_INSTRUCTION_.
Write out the listing exactly as it is given.

_EXERCISE INPUT_.
— START —
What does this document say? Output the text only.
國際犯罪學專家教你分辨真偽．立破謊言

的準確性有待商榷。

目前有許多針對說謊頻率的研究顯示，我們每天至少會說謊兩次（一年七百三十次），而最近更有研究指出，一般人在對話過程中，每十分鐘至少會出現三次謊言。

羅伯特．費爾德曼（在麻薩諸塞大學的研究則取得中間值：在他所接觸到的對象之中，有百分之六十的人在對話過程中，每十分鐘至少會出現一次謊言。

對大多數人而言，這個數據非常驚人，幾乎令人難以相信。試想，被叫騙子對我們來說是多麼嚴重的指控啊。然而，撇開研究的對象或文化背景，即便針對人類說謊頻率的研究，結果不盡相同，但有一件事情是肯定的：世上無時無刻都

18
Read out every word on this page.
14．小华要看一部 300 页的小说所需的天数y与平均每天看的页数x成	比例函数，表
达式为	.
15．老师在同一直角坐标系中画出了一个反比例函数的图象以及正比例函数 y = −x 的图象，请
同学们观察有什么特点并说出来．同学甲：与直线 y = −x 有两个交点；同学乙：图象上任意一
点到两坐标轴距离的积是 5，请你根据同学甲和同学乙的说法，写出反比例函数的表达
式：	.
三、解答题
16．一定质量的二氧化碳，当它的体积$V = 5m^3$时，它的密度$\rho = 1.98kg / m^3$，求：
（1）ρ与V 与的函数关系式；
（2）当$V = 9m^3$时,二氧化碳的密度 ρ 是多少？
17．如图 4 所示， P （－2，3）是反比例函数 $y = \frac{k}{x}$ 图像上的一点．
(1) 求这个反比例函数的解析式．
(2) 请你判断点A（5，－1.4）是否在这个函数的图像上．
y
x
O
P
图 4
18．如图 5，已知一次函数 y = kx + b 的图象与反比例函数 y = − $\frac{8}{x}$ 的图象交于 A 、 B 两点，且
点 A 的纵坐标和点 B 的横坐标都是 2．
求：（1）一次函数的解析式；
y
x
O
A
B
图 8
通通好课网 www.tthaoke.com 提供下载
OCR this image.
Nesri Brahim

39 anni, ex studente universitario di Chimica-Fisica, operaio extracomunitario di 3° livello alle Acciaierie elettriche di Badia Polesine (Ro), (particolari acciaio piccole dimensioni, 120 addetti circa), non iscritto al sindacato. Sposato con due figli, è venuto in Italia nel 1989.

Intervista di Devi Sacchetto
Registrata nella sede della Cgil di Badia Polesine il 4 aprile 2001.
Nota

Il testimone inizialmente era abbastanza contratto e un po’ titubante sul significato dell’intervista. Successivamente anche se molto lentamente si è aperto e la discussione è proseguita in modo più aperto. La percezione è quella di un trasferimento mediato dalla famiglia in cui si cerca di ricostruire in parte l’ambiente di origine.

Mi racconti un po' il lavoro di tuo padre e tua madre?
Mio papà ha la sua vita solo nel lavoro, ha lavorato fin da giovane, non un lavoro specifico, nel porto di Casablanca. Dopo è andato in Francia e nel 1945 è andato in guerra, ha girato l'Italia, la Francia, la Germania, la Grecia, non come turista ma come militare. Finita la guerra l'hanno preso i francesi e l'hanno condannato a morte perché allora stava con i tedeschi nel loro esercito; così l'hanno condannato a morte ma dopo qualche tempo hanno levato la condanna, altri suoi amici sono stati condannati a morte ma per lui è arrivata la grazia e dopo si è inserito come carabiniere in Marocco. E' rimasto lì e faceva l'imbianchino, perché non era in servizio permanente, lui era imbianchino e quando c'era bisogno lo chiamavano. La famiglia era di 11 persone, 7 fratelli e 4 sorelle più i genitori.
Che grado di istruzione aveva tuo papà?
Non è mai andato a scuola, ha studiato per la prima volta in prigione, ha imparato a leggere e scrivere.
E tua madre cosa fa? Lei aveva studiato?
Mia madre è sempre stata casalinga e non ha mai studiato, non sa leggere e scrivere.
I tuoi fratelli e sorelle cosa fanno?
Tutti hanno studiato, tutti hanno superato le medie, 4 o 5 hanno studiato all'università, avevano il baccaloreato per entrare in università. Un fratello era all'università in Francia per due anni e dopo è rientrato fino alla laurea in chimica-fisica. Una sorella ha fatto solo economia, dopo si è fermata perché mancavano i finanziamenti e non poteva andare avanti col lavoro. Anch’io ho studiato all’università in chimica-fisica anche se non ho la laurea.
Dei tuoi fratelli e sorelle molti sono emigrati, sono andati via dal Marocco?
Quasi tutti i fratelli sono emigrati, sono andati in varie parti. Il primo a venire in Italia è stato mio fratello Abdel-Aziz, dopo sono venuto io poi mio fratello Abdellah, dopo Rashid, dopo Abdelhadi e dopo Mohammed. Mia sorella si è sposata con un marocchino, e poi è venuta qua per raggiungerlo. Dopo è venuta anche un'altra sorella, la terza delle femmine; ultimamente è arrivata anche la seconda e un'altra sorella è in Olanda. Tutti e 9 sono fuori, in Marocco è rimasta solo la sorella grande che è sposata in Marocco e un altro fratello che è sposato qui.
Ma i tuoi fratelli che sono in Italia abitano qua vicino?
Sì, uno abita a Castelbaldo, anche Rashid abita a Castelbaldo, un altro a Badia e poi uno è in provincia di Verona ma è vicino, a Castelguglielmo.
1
— END —
_EXERCISE ANSWER_.
What does this document say? Output the text only.
國際犯罪學專家教你分辨真偽．立破謊言

的準確性有待商榷。

目前有許多針對說謊頻率的研究顯示，我們每天至少會說謊兩次（一年七百三十次），而最近更有研究指出，一般人在對話過程中，每十分鐘至少會出現三次謊言。

羅伯特．費爾德曼（在麻薩諸塞大學的研究則取得中間值：在他所接觸到的對象之中，有百分之六十的人在對話過程中，每十分鐘至少會出現一次謊言。

對大多數人而言，這個數據非常驚人，幾乎令人難以相信。試想，被叫騙子對我們來說是多麼嚴重的指控啊。然而，撇開研究的對象或文化背景，即便針對人類說謊頻率的研究，結果不盡相同，但有一件事情是肯定的：世上無時無刻都

18
Read out every word on this page.
14．小华要看一部 300 页的小说所需的天数y与平均每天看的页数x成	比例函数，表
达式为	.
15．老师在同一直角坐标系中画出了一个反比例函数的图象以及正比例函数 y = −x 的图象，请
同学们观察有什么特点并说出来．同学甲：与直线 y = −x 有两个交点；同学乙：图象上任意一
点到两坐标轴距离的积是 5，请你根据同学甲和同学乙的说法，写出反比例函数的表达
式：	.
三、解答题
16．一定质量的二氧化碳，当它的体积$V = 5m^3$时，它的密度$\rho = 1.98kg / m^3$，求：
（1）ρ与V 与的函数关系式；
（2）当$V = 9m^3$时,二氧化碳的密度 ρ 是多少？
17．如图 4 所示， P （－2，3）是反比例函数 $y = \frac{k}{x}$ 图像上的一点．
(1) 求这个反比例函数的解析式．
(2) 请你判断点A（5，－1.4）是否在这个函数的图像上．
y
x
O
P
图 4
18．如图 5，已知一次函数 y = kx + b 的图象与反比例函数 y = − $\frac{8}{x}$ 的图象交于 A 、 B 两点，且
点 A 的纵坐标和点 B 的横坐标都是 2．
求：（1）一次函数的解析式；
y
x
O
A
B
图 8
通通好课网 www.tthaoke.com 提供下载
OCR this image.
Nesri Brahim

39 anni, ex studente universitario di Chimica-Fisica, operaio extracomunitario di 3° livello alle Acciaierie elettriche di Badia Polesine (Ro), (particolari acciaio piccole dimensioni, 120 addetti circa), non iscritto al sindacato. Sposato con due figli, è venuto in Italia nel 1989.

Intervista di Devi Sacchetto
Registrata nella sede della Cgil di Badia Polesine il 4 aprile 2001.
Nota

Il testimone inizialmente era abbastanza contratto e un po’ titubante sul significato dell’intervista. Successivamente anche se molto lentamente si è aperto e la discussione è proseguita in modo più aperto. La percezione è quella di un trasferimento mediato dalla famiglia in cui si cerca di ricostruire in parte l’ambiente di origine.

Mi racconti un po' il lavoro di tuo padre e tua madre?
Mio papà ha la sua vita solo nel lavoro, ha lavorato fin da giovane, non un lavoro specifico, nel porto di Casablanca. Dopo è andato in Francia e nel 1945 è andato in guerra, ha girato l'Italia, la Francia, la Germania, la Grecia, non come turista ma come militare. Finita la guerra l'hanno preso i francesi e l'hanno condannato a morte perché allora stava con i tedeschi nel loro esercito; così l'hanno condannato a morte ma dopo qualche tempo hanno levato la condanna, altri suoi amici sono stati condannati a morte ma per lui è arrivata la grazia e dopo si è inserito come carabiniere in Marocco. E' rimasto lì e faceva l'imbianchino, perché non era in servizio permanente, lui era imbianchino e quando c'era bisogno lo chiamavano. La famiglia era di 11 persone, 7 fratelli e 4 sorelle più i genitori.
Che grado di istruzione aveva tuo papà?
Non è mai andato a scuola, ha studiato per la prima volta in prigione, ha imparato a leggere e scrivere.
E tua madre cosa fa? Lei aveva studiato?
Mia madre è sempre stata casalinga e non ha mai studiato, non sa leggere e scrivere.
I tuoi fratelli e sorelle cosa fanno?
Tutti hanno studiato, tutti hanno superato le medie, 4 o 5 hanno studiato all'università, avevano il baccaloreato per entrare in università. Un fratello era all'università in Francia per due anni e dopo è rientrato fino alla laurea in chimica-fisica. Una sorella ha fatto solo economia, dopo si è fermata perché mancavano i finanziamenti e non poteva andare avanti col lavoro. Anch’io ho studiato all’università in chimica-fisica anche se non ho la laurea.
Dei tuoi fratelli e sorelle molti sono emigrati, sono andati via dal Marocco?
Quasi tutti i fratelli sono emigrati, sono andati in varie parti. Il primo a venire in Italia è stato mio fratello Abdel-Aziz, dopo sono venuto io poi mio fratello Abdellah, dopo Rashid, dopo Abdelhadi e dopo Mohammed. Mia sorella si è sposata con un marocchino, e poi è venuta qua per raggiungerlo. Dopo è venuta anche un'altra sorella, la terza delle femmine; ultimamente è arrivata anche la seconda e un'altra sorella è in Olanda. Tutti e 9 sono fuori, in Marocco è rimasta solo la sorella grande che è sposata in Marocco e un altro fratello che è sposato qui.
Ma i tuoi fratelli che sono in Italia abitano qua vicino?
Sì, uno abita a Castelbaldo, anche Rashid abita a Castelbaldo, un altro a Badia e poi uno è in provincia di Verona ma è vicino, a Castelguglielmo.
1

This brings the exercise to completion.